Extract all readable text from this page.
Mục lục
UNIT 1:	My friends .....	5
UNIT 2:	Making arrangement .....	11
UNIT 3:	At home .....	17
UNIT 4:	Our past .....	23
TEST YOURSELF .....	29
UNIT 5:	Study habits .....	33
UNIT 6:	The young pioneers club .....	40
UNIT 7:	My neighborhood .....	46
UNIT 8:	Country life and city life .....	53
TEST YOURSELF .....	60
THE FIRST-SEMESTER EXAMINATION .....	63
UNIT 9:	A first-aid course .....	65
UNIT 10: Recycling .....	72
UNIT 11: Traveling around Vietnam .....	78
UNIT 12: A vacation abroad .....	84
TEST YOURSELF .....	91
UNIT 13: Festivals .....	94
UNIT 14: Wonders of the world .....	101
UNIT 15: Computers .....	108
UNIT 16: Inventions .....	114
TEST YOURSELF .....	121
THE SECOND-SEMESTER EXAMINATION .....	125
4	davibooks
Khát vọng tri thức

■ ■ ■ ■ ■ ■ ■

● **Task instructions**: Your task is to repeat the data exactly; please include every line.

● **Exercise response**:
Extract all readable text from this page.
Mục lục
UNIT 1:	My friends .....	5
UNIT 2:	Making arrangement .....	11
UNIT 3:	At home .....	17
UNIT 4:	Our past .....	23
TEST YOURSELF .....	29
UNIT 5:	Study habits .....	33
UNIT 6:	The young pioneers club .....	40
UNIT 7:	My neighborhood .....	46
UNIT 8:	Country life and city life .....	53
TEST YOURSELF .....	60
THE FIRST-SEMESTER EXAMINATION .....	63
UNIT 9:	A first-aid course .....	65
UNIT 10: Recycling .....	72
UNIT 11: Traveling around Vietnam .....	78
UNIT 12: A vacation abroad .....	84
TEST YOURSELF .....	91
UNIT 13: Festivals .....	94
UNIT 14: Wonders of the world .....	101
UNIT 15: Computers .....	108
UNIT 16: Inventions .....	114
TEST YOURSELF .....	121
THE SECOND-SEMESTER EXAMINATION .....	125
4	davibooks
Khát vọng tri thức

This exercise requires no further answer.